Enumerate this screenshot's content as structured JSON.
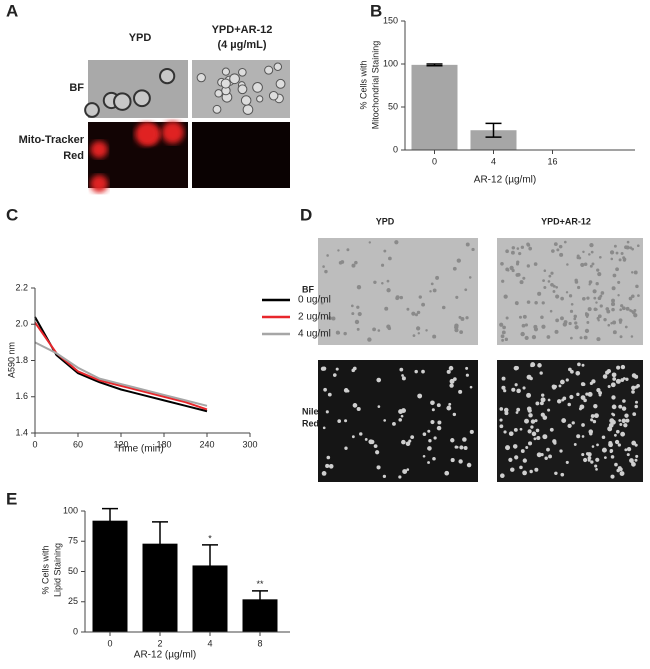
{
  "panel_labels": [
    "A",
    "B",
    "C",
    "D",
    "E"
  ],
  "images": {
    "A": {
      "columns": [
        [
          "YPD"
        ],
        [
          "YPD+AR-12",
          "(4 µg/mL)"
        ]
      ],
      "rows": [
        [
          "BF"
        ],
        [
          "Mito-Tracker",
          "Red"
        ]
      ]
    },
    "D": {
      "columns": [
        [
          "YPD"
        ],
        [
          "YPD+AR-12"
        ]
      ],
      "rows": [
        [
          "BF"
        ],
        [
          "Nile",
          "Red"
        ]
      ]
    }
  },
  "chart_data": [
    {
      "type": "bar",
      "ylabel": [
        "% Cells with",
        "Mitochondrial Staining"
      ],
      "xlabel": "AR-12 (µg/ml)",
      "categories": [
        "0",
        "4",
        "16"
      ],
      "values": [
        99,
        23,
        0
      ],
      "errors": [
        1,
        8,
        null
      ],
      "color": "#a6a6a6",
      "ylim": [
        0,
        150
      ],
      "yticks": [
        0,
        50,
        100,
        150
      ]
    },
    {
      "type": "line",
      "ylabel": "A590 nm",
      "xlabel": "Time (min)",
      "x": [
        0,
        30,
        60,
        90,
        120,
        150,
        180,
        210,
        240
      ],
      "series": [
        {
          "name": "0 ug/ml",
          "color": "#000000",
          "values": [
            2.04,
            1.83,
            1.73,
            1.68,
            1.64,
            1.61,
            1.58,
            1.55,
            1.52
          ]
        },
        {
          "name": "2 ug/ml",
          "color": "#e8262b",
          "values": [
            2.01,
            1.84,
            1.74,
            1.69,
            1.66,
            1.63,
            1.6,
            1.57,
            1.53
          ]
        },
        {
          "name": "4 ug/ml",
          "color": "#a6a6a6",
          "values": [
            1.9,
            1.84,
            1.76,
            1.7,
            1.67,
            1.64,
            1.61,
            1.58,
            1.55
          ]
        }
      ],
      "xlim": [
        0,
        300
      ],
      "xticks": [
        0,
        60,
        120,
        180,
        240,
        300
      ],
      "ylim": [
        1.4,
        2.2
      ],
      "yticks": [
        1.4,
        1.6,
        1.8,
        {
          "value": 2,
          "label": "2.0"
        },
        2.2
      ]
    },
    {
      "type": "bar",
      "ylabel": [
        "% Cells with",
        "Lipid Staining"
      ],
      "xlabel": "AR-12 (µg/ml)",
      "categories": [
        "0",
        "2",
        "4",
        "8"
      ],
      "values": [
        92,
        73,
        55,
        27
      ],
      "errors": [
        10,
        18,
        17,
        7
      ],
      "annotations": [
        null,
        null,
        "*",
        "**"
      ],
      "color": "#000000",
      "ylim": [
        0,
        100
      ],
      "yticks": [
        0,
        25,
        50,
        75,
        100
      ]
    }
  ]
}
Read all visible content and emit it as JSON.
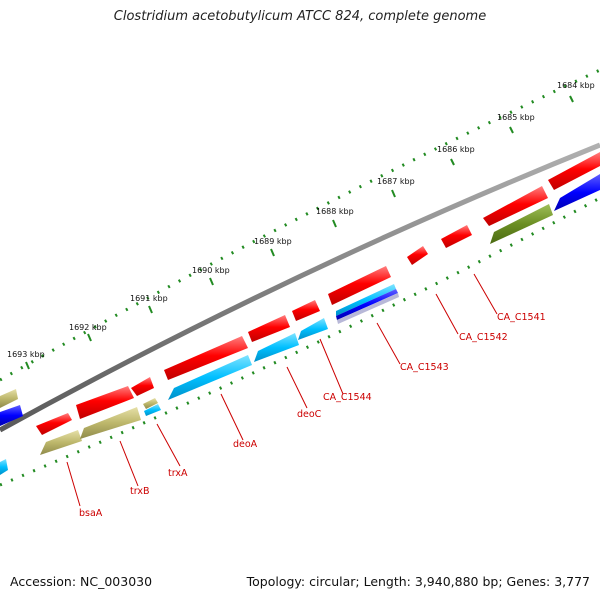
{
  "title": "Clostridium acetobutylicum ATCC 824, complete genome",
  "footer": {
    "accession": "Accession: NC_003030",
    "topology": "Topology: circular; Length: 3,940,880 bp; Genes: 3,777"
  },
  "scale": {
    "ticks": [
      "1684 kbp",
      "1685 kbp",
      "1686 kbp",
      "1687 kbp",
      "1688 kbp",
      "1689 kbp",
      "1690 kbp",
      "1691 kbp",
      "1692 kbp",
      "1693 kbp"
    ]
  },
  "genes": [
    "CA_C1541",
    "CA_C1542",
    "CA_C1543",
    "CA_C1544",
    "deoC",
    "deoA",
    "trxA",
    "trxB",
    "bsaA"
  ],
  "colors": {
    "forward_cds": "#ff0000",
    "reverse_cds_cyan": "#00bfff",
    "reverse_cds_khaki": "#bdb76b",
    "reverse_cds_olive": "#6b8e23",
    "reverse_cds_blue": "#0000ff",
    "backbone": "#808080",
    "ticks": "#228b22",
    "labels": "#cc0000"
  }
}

********

* Work request *
Everything in the data except the pictures must be transcribed exactly.

* Solution to this task *
Enumerate this screenshot's content as structured JSON.
{
  "panel_labels": [
    "A",
    "B",
    "C",
    "D",
    "E"
  ],
  "images": {
    "A": {
      "columns": [
        [
          "YPD"
        ],
        [
          "YPD+AR-12",
          "(4 µg/mL)"
        ]
      ],
      "rows": [
        [
          "BF"
        ],
        [
          "Mito-Tracker",
          "Red"
        ]
      ]
    },
    "D": {
      "columns": [
        [
          "YPD"
        ],
        [
          "YPD+AR-12"
        ]
      ],
      "rows": [
        [
          "BF"
        ],
        [
          "Nile",
          "Red"
        ]
      ]
    }
  },
  "chart_data": [
    {
      "type": "bar",
      "ylabel": [
        "% Cells with",
        "Mitochondrial Staining"
      ],
      "xlabel": "AR-12 (µg/ml)",
      "categories": [
        "0",
        "4",
        "16"
      ],
      "values": [
        99,
        23,
        0
      ],
      "errors": [
        1,
        8,
        null
      ],
      "color": "#a6a6a6",
      "ylim": [
        0,
        150
      ],
      "yticks": [
        0,
        50,
        100,
        150
      ]
    },
    {
      "type": "line",
      "ylabel": "A590 nm",
      "xlabel": "Time (min)",
      "x": [
        0,
        30,
        60,
        90,
        120,
        150,
        180,
        210,
        240
      ],
      "series": [
        {
          "name": "0 ug/ml",
          "color": "#000000",
          "values": [
            2.04,
            1.83,
            1.73,
            1.68,
            1.64,
            1.61,
            1.58,
            1.55,
            1.52
          ]
        },
        {
          "name": "2 ug/ml",
          "color": "#e8262b",
          "values": [
            2.01,
            1.84,
            1.74,
            1.69,
            1.66,
            1.63,
            1.6,
            1.57,
            1.53
          ]
        },
        {
          "name": "4 ug/ml",
          "color": "#a6a6a6",
          "values": [
            1.9,
            1.84,
            1.76,
            1.7,
            1.67,
            1.64,
            1.61,
            1.58,
            1.55
          ]
        }
      ],
      "xlim": [
        0,
        300
      ],
      "xticks": [
        0,
        60,
        120,
        180,
        240,
        300
      ],
      "ylim": [
        1.4,
        2.2
      ],
      "yticks": [
        1.4,
        1.6,
        1.8,
        {
          "value": 2,
          "label": "2.0"
        },
        2.2
      ]
    },
    {
      "type": "bar",
      "ylabel": [
        "% Cells with",
        "Lipid Staining"
      ],
      "xlabel": "AR-12 (µg/ml)",
      "categories": [
        "0",
        "2",
        "4",
        "8"
      ],
      "values": [
        92,
        73,
        55,
        27
      ],
      "errors": [
        10,
        18,
        17,
        7
      ],
      "annotations": [
        null,
        null,
        "*",
        "**"
      ],
      "color": "#000000",
      "ylim": [
        0,
        100
      ],
      "yticks": [
        0,
        25,
        50,
        75,
        100
      ]
    }
  ]
}
Read all visible content and emit it as JSON.
{
  "title": "Clostridium acetobutylicum ATCC 824, complete genome",
  "footer": {
    "accession": "Accession: NC_003030",
    "topology": "Topology: circular; Length: 3,940,880 bp; Genes: 3,777"
  },
  "scale": {
    "ticks": [
      "1684 kbp",
      "1685 kbp",
      "1686 kbp",
      "1687 kbp",
      "1688 kbp",
      "1689 kbp",
      "1690 kbp",
      "1691 kbp",
      "1692 kbp",
      "1693 kbp"
    ]
  },
  "genes": [
    "CA_C1541",
    "CA_C1542",
    "CA_C1543",
    "CA_C1544",
    "deoC",
    "deoA",
    "trxA",
    "trxB",
    "bsaA"
  ],
  "colors": {
    "forward_cds": "#ff0000",
    "reverse_cds_cyan": "#00bfff",
    "reverse_cds_khaki": "#bdb76b",
    "reverse_cds_olive": "#6b8e23",
    "reverse_cds_blue": "#0000ff",
    "backbone": "#808080",
    "ticks": "#228b22",
    "labels": "#cc0000"
  }
}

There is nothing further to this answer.